— begin Materials provided —

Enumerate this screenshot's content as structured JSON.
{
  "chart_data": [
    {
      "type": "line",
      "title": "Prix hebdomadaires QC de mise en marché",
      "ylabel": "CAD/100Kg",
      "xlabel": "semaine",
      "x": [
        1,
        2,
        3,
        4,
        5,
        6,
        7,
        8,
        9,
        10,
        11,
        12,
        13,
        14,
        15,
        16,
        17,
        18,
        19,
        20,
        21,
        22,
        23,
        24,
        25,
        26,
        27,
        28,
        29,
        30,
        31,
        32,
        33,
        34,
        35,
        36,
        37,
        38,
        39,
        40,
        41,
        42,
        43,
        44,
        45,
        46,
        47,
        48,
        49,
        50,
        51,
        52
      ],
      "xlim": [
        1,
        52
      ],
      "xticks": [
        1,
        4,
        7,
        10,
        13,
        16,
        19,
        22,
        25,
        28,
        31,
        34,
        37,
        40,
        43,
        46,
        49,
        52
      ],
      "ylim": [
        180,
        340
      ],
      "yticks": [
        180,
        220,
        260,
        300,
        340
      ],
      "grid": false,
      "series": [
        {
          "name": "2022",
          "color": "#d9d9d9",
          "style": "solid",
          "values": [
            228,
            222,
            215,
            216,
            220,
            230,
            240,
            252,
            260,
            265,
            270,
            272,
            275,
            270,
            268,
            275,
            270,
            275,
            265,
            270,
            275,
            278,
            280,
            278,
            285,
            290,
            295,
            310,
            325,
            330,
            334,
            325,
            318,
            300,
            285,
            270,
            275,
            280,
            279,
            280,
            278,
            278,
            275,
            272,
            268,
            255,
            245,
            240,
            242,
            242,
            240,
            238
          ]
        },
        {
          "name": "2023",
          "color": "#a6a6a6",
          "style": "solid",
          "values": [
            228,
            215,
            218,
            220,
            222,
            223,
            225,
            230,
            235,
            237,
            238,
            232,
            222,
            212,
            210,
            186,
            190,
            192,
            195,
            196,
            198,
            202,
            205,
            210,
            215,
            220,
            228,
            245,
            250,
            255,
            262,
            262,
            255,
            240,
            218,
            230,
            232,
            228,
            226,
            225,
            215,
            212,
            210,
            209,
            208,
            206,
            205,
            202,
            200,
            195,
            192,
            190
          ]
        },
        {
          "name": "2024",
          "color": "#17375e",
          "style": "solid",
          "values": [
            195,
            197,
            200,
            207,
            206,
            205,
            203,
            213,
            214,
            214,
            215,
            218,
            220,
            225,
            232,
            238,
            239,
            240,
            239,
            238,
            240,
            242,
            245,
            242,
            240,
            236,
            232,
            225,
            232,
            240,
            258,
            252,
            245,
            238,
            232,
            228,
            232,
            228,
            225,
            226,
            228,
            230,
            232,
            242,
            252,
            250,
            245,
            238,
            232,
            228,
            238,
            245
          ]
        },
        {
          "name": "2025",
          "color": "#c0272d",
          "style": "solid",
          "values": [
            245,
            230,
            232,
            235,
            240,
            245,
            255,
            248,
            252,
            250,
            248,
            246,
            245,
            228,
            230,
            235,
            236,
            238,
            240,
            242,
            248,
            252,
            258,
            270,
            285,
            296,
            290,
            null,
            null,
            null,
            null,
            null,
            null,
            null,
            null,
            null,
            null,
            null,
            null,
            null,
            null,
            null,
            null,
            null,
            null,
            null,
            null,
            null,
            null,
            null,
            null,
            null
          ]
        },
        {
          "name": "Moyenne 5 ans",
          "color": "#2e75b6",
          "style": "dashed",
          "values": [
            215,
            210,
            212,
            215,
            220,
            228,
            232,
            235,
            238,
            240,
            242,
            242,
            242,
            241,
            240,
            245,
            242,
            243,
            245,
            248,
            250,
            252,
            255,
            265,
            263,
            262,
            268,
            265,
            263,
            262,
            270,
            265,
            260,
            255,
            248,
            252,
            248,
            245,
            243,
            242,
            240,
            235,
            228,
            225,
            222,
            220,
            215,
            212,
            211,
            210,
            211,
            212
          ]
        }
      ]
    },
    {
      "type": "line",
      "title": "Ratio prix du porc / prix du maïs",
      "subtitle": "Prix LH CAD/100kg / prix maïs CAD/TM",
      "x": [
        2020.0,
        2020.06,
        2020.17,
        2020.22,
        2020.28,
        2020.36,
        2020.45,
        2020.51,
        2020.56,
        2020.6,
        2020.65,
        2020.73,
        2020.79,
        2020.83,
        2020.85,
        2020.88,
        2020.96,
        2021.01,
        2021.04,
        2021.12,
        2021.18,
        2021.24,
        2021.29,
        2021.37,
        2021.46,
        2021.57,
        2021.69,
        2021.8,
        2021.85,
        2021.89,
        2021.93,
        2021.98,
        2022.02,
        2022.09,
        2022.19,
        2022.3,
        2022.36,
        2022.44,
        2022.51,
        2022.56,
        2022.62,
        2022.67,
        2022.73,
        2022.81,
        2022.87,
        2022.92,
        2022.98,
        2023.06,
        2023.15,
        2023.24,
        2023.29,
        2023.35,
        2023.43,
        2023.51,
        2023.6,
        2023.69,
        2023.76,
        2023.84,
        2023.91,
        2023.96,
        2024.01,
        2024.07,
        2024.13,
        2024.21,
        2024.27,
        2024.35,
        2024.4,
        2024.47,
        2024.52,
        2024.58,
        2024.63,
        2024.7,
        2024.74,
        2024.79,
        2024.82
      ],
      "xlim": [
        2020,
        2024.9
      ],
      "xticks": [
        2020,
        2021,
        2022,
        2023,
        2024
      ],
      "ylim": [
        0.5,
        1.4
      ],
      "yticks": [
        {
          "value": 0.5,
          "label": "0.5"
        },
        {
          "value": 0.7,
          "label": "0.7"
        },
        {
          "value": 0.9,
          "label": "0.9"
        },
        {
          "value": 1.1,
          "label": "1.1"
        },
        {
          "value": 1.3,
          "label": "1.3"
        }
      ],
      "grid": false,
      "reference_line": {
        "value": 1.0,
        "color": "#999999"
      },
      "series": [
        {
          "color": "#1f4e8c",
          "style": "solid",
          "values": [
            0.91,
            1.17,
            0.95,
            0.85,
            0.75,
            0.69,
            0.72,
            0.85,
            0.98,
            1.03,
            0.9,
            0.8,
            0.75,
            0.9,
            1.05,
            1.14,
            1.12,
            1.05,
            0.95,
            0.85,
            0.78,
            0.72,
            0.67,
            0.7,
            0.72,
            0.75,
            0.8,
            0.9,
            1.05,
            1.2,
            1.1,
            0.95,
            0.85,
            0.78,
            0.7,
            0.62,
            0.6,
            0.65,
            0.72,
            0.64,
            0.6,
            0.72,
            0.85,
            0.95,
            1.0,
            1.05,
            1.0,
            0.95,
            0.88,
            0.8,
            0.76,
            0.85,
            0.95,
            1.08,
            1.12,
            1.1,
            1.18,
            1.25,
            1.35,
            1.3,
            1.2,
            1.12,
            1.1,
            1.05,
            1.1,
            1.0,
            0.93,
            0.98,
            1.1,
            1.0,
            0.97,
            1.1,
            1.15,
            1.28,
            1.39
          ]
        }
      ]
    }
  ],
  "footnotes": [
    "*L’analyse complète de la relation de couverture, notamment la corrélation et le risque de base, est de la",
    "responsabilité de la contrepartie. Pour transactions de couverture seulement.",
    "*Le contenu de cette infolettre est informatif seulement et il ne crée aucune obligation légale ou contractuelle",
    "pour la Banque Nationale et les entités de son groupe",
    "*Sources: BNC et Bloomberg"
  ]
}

— end Materials provided —

_Problem description:_ Retype every record above exactly as it appears.

_Reply to the task:_
Enumerate this screenshot's content as structured JSON.
{
  "chart_data": [
    {
      "type": "line",
      "title": "Prix hebdomadaires QC de mise en marché",
      "ylabel": "CAD/100Kg",
      "xlabel": "semaine",
      "x": [
        1,
        2,
        3,
        4,
        5,
        6,
        7,
        8,
        9,
        10,
        11,
        12,
        13,
        14,
        15,
        16,
        17,
        18,
        19,
        20,
        21,
        22,
        23,
        24,
        25,
        26,
        27,
        28,
        29,
        30,
        31,
        32,
        33,
        34,
        35,
        36,
        37,
        38,
        39,
        40,
        41,
        42,
        43,
        44,
        45,
        46,
        47,
        48,
        49,
        50,
        51,
        52
      ],
      "xlim": [
        1,
        52
      ],
      "xticks": [
        1,
        4,
        7,
        10,
        13,
        16,
        19,
        22,
        25,
        28,
        31,
        34,
        37,
        40,
        43,
        46,
        49,
        52
      ],
      "ylim": [
        180,
        340
      ],
      "yticks": [
        180,
        220,
        260,
        300,
        340
      ],
      "grid": false,
      "series": [
        {
          "name": "2022",
          "color": "#d9d9d9",
          "style": "solid",
          "values": [
            228,
            222,
            215,
            216,
            220,
            230,
            240,
            252,
            260,
            265,
            270,
            272,
            275,
            270,
            268,
            275,
            270,
            275,
            265,
            270,
            275,
            278,
            280,
            278,
            285,
            290,
            295,
            310,
            325,
            330,
            334,
            325,
            318,
            300,
            285,
            270,
            275,
            280,
            279,
            280,
            278,
            278,
            275,
            272,
            268,
            255,
            245,
            240,
            242,
            242,
            240,
            238
          ]
        },
        {
          "name": "2023",
          "color": "#a6a6a6",
          "style": "solid",
          "values": [
            228,
            215,
            218,
            220,
            222,
            223,
            225,
            230,
            235,
            237,
            238,
            232,
            222,
            212,
            210,
            186,
            190,
            192,
            195,
            196,
            198,
            202,
            205,
            210,
            215,
            220,
            228,
            245,
            250,
            255,
            262,
            262,
            255,
            240,
            218,
            230,
            232,
            228,
            226,
            225,
            215,
            212,
            210,
            209,
            208,
            206,
            205,
            202,
            200,
            195,
            192,
            190
          ]
        },
        {
          "name": "2024",
          "color": "#17375e",
          "style": "solid",
          "values": [
            195,
            197,
            200,
            207,
            206,
            205,
            203,
            213,
            214,
            214,
            215,
            218,
            220,
            225,
            232,
            238,
            239,
            240,
            239,
            238,
            240,
            242,
            245,
            242,
            240,
            236,
            232,
            225,
            232,
            240,
            258,
            252,
            245,
            238,
            232,
            228,
            232,
            228,
            225,
            226,
            228,
            230,
            232,
            242,
            252,
            250,
            245,
            238,
            232,
            228,
            238,
            245
          ]
        },
        {
          "name": "2025",
          "color": "#c0272d",
          "style": "solid",
          "values": [
            245,
            230,
            232,
            235,
            240,
            245,
            255,
            248,
            252,
            250,
            248,
            246,
            245,
            228,
            230,
            235,
            236,
            238,
            240,
            242,
            248,
            252,
            258,
            270,
            285,
            296,
            290,
            null,
            null,
            null,
            null,
            null,
            null,
            null,
            null,
            null,
            null,
            null,
            null,
            null,
            null,
            null,
            null,
            null,
            null,
            null,
            null,
            null,
            null,
            null,
            null,
            null
          ]
        },
        {
          "name": "Moyenne 5 ans",
          "color": "#2e75b6",
          "style": "dashed",
          "values": [
            215,
            210,
            212,
            215,
            220,
            228,
            232,
            235,
            238,
            240,
            242,
            242,
            242,
            241,
            240,
            245,
            242,
            243,
            245,
            248,
            250,
            252,
            255,
            265,
            263,
            262,
            268,
            265,
            263,
            262,
            270,
            265,
            260,
            255,
            248,
            252,
            248,
            245,
            243,
            242,
            240,
            235,
            228,
            225,
            222,
            220,
            215,
            212,
            211,
            210,
            211,
            212
          ]
        }
      ]
    },
    {
      "type": "line",
      "title": "Ratio prix du porc / prix du maïs",
      "subtitle": "Prix LH CAD/100kg / prix maïs CAD/TM",
      "x": [
        2020.0,
        2020.06,
        2020.17,
        2020.22,
        2020.28,
        2020.36,
        2020.45,
        2020.51,
        2020.56,
        2020.6,
        2020.65,
        2020.73,
        2020.79,
        2020.83,
        2020.85,
        2020.88,
        2020.96,
        2021.01,
        2021.04,
        2021.12,
        2021.18,
        2021.24,
        2021.29,
        2021.37,
        2021.46,
        2021.57,
        2021.69,
        2021.8,
        2021.85,
        2021.89,
        2021.93,
        2021.98,
        2022.02,
        2022.09,
        2022.19,
        2022.3,
        2022.36,
        2022.44,
        2022.51,
        2022.56,
        2022.62,
        2022.67,
        2022.73,
        2022.81,
        2022.87,
        2022.92,
        2022.98,
        2023.06,
        2023.15,
        2023.24,
        2023.29,
        2023.35,
        2023.43,
        2023.51,
        2023.6,
        2023.69,
        2023.76,
        2023.84,
        2023.91,
        2023.96,
        2024.01,
        2024.07,
        2024.13,
        2024.21,
        2024.27,
        2024.35,
        2024.4,
        2024.47,
        2024.52,
        2024.58,
        2024.63,
        2024.7,
        2024.74,
        2024.79,
        2024.82
      ],
      "xlim": [
        2020,
        2024.9
      ],
      "xticks": [
        2020,
        2021,
        2022,
        2023,
        2024
      ],
      "ylim": [
        0.5,
        1.4
      ],
      "yticks": [
        {
          "value": 0.5,
          "label": "0.5"
        },
        {
          "value": 0.7,
          "label": "0.7"
        },
        {
          "value": 0.9,
          "label": "0.9"
        },
        {
          "value": 1.1,
          "label": "1.1"
        },
        {
          "value": 1.3,
          "label": "1.3"
        }
      ],
      "grid": false,
      "reference_line": {
        "value": 1.0,
        "color": "#999999"
      },
      "series": [
        {
          "color": "#1f4e8c",
          "style": "solid",
          "values": [
            0.91,
            1.17,
            0.95,
            0.85,
            0.75,
            0.69,
            0.72,
            0.85,
            0.98,
            1.03,
            0.9,
            0.8,
            0.75,
            0.9,
            1.05,
            1.14,
            1.12,
            1.05,
            0.95,
            0.85,
            0.78,
            0.72,
            0.67,
            0.7,
            0.72,
            0.75,
            0.8,
            0.9,
            1.05,
            1.2,
            1.1,
            0.95,
            0.85,
            0.78,
            0.7,
            0.62,
            0.6,
            0.65,
            0.72,
            0.64,
            0.6,
            0.72,
            0.85,
            0.95,
            1.0,
            1.05,
            1.0,
            0.95,
            0.88,
            0.8,
            0.76,
            0.85,
            0.95,
            1.08,
            1.12,
            1.1,
            1.18,
            1.25,
            1.35,
            1.3,
            1.2,
            1.12,
            1.1,
            1.05,
            1.1,
            1.0,
            0.93,
            0.98,
            1.1,
            1.0,
            0.97,
            1.1,
            1.15,
            1.28,
            1.39
          ]
        }
      ]
    }
  ],
  "footnotes": [
    "*L’analyse complète de la relation de couverture, notamment la corrélation et le risque de base, est de la",
    "responsabilité de la contrepartie. Pour transactions de couverture seulement.",
    "*Le contenu de cette infolettre est informatif seulement et il ne crée aucune obligation légale ou contractuelle",
    "pour la Banque Nationale et les entités de son groupe",
    "*Sources: BNC et Bloomberg"
  ]
}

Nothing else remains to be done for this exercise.